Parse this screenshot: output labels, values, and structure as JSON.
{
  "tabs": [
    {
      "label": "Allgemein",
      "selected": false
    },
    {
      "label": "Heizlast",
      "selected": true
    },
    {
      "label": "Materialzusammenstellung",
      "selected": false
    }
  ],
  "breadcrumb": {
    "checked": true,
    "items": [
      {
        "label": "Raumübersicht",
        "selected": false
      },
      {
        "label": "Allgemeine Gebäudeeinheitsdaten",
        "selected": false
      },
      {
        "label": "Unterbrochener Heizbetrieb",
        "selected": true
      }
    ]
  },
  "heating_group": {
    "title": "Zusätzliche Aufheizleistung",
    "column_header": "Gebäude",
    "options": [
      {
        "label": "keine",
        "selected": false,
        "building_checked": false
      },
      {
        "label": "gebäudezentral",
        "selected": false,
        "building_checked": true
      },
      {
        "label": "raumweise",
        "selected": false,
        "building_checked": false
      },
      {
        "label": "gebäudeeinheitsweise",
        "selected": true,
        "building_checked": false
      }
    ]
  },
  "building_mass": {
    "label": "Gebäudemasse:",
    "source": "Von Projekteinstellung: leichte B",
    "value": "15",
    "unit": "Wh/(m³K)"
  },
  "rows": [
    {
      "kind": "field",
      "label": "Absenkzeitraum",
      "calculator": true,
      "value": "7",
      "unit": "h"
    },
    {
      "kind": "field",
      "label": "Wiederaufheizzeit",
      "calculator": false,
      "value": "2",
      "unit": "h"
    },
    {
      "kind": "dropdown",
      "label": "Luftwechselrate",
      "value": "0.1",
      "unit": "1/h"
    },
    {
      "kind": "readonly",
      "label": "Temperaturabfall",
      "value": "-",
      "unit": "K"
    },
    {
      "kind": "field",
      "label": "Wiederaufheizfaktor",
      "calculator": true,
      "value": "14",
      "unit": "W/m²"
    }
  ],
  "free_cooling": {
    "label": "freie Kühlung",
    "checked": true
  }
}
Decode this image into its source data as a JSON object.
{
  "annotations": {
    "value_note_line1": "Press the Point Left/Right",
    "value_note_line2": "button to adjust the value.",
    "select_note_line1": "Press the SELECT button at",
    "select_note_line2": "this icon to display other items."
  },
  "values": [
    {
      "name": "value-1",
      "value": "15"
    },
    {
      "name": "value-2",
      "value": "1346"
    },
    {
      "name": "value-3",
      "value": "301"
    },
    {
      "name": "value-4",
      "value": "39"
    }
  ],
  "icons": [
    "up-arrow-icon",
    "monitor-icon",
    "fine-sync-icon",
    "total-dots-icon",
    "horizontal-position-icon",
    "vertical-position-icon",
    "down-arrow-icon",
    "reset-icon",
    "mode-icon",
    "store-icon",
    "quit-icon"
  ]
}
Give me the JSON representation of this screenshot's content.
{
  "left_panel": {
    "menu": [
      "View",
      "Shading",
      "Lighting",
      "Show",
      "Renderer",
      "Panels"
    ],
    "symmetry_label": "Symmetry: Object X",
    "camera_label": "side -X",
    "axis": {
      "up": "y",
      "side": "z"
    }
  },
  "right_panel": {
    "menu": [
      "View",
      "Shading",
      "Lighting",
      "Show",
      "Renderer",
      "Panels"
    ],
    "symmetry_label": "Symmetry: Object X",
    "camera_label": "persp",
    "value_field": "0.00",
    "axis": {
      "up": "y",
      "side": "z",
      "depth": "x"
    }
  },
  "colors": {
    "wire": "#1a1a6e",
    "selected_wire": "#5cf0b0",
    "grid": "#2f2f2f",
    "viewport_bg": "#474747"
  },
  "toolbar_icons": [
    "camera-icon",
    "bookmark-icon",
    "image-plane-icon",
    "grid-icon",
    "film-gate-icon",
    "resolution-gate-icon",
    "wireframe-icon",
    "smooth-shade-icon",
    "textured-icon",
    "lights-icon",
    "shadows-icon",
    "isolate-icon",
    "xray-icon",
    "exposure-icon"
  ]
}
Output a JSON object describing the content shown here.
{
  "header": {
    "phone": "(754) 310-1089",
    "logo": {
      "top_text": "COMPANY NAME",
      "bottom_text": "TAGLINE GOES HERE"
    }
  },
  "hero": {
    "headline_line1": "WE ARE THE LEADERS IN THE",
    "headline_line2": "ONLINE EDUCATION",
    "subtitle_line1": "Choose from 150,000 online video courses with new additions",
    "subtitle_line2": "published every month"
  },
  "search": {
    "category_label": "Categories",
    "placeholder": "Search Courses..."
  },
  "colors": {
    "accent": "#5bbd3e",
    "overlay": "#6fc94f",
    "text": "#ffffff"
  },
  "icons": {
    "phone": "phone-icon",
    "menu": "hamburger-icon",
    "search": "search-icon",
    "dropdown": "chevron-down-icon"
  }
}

**What you are asked to do**: Report how many lines of the data hold the string "image"; give only the number.

**Output for this exercise**: 2